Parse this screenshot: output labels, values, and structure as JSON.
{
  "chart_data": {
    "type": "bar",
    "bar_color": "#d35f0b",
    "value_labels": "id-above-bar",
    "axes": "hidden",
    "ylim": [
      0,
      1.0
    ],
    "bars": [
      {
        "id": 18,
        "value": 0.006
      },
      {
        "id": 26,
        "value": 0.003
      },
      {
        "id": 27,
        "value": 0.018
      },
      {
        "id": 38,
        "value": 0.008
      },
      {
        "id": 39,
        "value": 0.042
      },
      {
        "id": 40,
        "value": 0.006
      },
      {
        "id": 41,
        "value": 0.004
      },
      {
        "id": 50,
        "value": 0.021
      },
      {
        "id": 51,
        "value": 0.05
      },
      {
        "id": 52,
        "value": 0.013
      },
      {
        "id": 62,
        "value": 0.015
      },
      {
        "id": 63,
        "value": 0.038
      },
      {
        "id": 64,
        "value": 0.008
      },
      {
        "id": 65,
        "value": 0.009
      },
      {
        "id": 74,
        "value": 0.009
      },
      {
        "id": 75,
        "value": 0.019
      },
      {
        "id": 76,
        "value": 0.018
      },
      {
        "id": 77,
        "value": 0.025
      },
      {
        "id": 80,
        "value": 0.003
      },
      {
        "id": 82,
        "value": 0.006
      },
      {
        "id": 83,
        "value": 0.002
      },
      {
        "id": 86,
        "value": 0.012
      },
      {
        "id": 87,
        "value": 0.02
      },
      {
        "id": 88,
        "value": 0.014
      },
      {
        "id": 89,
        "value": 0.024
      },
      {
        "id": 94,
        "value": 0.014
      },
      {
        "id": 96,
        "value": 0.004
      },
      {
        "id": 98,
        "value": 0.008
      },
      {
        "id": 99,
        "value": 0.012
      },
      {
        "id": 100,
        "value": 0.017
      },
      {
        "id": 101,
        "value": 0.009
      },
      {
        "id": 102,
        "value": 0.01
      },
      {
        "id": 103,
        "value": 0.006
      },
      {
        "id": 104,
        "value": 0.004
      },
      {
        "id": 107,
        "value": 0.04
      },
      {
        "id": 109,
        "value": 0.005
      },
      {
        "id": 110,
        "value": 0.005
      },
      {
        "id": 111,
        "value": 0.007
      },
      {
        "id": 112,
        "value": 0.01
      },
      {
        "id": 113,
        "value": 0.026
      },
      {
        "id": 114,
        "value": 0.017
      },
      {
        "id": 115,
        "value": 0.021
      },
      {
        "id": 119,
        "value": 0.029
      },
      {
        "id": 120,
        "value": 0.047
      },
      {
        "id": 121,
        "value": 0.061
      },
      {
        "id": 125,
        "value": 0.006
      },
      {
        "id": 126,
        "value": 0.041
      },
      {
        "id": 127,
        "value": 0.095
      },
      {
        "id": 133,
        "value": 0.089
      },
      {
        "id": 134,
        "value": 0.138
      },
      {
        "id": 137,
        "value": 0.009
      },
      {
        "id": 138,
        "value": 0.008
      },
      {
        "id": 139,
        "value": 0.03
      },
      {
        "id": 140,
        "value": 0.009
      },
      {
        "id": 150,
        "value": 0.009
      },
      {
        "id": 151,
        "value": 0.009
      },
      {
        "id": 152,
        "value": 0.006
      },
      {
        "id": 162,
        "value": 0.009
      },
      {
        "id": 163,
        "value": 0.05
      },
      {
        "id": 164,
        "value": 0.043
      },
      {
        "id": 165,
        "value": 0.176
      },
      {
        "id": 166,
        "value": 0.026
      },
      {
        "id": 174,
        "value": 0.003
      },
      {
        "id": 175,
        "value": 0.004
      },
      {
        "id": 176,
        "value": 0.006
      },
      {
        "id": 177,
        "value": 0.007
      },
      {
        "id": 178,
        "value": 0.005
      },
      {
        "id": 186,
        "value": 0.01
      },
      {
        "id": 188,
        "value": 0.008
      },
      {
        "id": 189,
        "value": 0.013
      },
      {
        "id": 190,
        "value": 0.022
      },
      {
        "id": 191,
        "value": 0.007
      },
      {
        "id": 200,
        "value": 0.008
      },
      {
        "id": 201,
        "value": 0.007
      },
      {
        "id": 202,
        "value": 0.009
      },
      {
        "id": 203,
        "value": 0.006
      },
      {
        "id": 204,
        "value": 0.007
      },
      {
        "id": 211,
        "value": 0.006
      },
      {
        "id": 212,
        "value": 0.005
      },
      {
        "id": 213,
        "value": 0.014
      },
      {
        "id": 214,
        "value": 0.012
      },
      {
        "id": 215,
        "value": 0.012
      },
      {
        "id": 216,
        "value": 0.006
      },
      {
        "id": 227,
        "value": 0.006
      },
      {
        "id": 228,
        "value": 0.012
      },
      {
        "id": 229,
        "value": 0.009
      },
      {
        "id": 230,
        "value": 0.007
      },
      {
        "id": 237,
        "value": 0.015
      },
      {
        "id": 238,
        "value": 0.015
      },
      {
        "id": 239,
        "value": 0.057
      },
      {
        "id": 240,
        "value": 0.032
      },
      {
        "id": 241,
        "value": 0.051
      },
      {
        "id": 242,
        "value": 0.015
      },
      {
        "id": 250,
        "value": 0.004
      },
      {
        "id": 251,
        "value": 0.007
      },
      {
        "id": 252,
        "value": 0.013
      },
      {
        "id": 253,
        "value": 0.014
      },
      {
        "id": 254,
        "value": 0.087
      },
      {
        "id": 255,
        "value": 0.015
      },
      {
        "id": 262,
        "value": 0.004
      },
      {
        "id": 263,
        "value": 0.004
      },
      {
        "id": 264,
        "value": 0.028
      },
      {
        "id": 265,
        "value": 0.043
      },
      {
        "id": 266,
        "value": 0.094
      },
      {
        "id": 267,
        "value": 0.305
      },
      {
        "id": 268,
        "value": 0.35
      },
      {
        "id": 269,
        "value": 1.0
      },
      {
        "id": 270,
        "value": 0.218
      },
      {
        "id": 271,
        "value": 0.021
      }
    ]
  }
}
────
PROBLEM REQUIREMENTS:
Print all of the entries again, exactly as written.

FINISHED ANSWER:
Parse this screenshot: output labels, values, and structure as JSON.
{
  "chart_data": {
    "type": "bar",
    "bar_color": "#d35f0b",
    "value_labels": "id-above-bar",
    "axes": "hidden",
    "ylim": [
      0,
      1.0
    ],
    "bars": [
      {
        "id": 18,
        "value": 0.006
      },
      {
        "id": 26,
        "value": 0.003
      },
      {
        "id": 27,
        "value": 0.018
      },
      {
        "id": 38,
        "value": 0.008
      },
      {
        "id": 39,
        "value": 0.042
      },
      {
        "id": 40,
        "value": 0.006
      },
      {
        "id": 41,
        "value": 0.004
      },
      {
        "id": 50,
        "value": 0.021
      },
      {
        "id": 51,
        "value": 0.05
      },
      {
        "id": 52,
        "value": 0.013
      },
      {
        "id": 62,
        "value": 0.015
      },
      {
        "id": 63,
        "value": 0.038
      },
      {
        "id": 64,
        "value": 0.008
      },
      {
        "id": 65,
        "value": 0.009
      },
      {
        "id": 74,
        "value": 0.009
      },
      {
        "id": 75,
        "value": 0.019
      },
      {
        "id": 76,
        "value": 0.018
      },
      {
        "id": 77,
        "value": 0.025
      },
      {
        "id": 80,
        "value": 0.003
      },
      {
        "id": 82,
        "value": 0.006
      },
      {
        "id": 83,
        "value": 0.002
      },
      {
        "id": 86,
        "value": 0.012
      },
      {
        "id": 87,
        "value": 0.02
      },
      {
        "id": 88,
        "value": 0.014
      },
      {
        "id": 89,
        "value": 0.024
      },
      {
        "id": 94,
        "value": 0.014
      },
      {
        "id": 96,
        "value": 0.004
      },
      {
        "id": 98,
        "value": 0.008
      },
      {
        "id": 99,
        "value": 0.012
      },
      {
        "id": 100,
        "value": 0.017
      },
      {
        "id": 101,
        "value": 0.009
      },
      {
        "id": 102,
        "value": 0.01
      },
      {
        "id": 103,
        "value": 0.006
      },
      {
        "id": 104,
        "value": 0.004
      },
      {
        "id": 107,
        "value": 0.04
      },
      {
        "id": 109,
        "value": 0.005
      },
      {
        "id": 110,
        "value": 0.005
      },
      {
        "id": 111,
        "value": 0.007
      },
      {
        "id": 112,
        "value": 0.01
      },
      {
        "id": 113,
        "value": 0.026
      },
      {
        "id": 114,
        "value": 0.017
      },
      {
        "id": 115,
        "value": 0.021
      },
      {
        "id": 119,
        "value": 0.029
      },
      {
        "id": 120,
        "value": 0.047
      },
      {
        "id": 121,
        "value": 0.061
      },
      {
        "id": 125,
        "value": 0.006
      },
      {
        "id": 126,
        "value": 0.041
      },
      {
        "id": 127,
        "value": 0.095
      },
      {
        "id": 133,
        "value": 0.089
      },
      {
        "id": 134,
        "value": 0.138
      },
      {
        "id": 137,
        "value": 0.009
      },
      {
        "id": 138,
        "value": 0.008
      },
      {
        "id": 139,
        "value": 0.03
      },
      {
        "id": 140,
        "value": 0.009
      },
      {
        "id": 150,
        "value": 0.009
      },
      {
        "id": 151,
        "value": 0.009
      },
      {
        "id": 152,
        "value": 0.006
      },
      {
        "id": 162,
        "value": 0.009
      },
      {
        "id": 163,
        "value": 0.05
      },
      {
        "id": 164,
        "value": 0.043
      },
      {
        "id": 165,
        "value": 0.176
      },
      {
        "id": 166,
        "value": 0.026
      },
      {
        "id": 174,
        "value": 0.003
      },
      {
        "id": 175,
        "value": 0.004
      },
      {
        "id": 176,
        "value": 0.006
      },
      {
        "id": 177,
        "value": 0.007
      },
      {
        "id": 178,
        "value": 0.005
      },
      {
        "id": 186,
        "value": 0.01
      },
      {
        "id": 188,
        "value": 0.008
      },
      {
        "id": 189,
        "value": 0.013
      },
      {
        "id": 190,
        "value": 0.022
      },
      {
        "id": 191,
        "value": 0.007
      },
      {
        "id": 200,
        "value": 0.008
      },
      {
        "id": 201,
        "value": 0.007
      },
      {
        "id": 202,
        "value": 0.009
      },
      {
        "id": 203,
        "value": 0.006
      },
      {
        "id": 204,
        "value": 0.007
      },
      {
        "id": 211,
        "value": 0.006
      },
      {
        "id": 212,
        "value": 0.005
      },
      {
        "id": 213,
        "value": 0.014
      },
      {
        "id": 214,
        "value": 0.012
      },
      {
        "id": 215,
        "value": 0.012
      },
      {
        "id": 216,
        "value": 0.006
      },
      {
        "id": 227,
        "value": 0.006
      },
      {
        "id": 228,
        "value": 0.012
      },
      {
        "id": 229,
        "value": 0.009
      },
      {
        "id": 230,
        "value": 0.007
      },
      {
        "id": 237,
        "value": 0.015
      },
      {
        "id": 238,
        "value": 0.015
      },
      {
        "id": 239,
        "value": 0.057
      },
      {
        "id": 240,
        "value": 0.032
      },
      {
        "id": 241,
        "value": 0.051
      },
      {
        "id": 242,
        "value": 0.015
      },
      {
        "id": 250,
        "value": 0.004
      },
      {
        "id": 251,
        "value": 0.007
      },
      {
        "id": 252,
        "value": 0.013
      },
      {
        "id": 253,
        "value": 0.014
      },
      {
        "id": 254,
        "value": 0.087
      },
      {
        "id": 255,
        "value": 0.015
      },
      {
        "id": 262,
        "value": 0.004
      },
      {
        "id": 263,
        "value": 0.004
      },
      {
        "id": 264,
        "value": 0.028
      },
      {
        "id": 265,
        "value": 0.043
      },
      {
        "id": 266,
        "value": 0.094
      },
      {
        "id": 267,
        "value": 0.305
      },
      {
        "id": 268,
        "value": 0.35
      },
      {
        "id": 269,
        "value": 1.0
      },
      {
        "id": 270,
        "value": 0.218
      },
      {
        "id": 271,
        "value": 0.021
      }
    ]
  }
}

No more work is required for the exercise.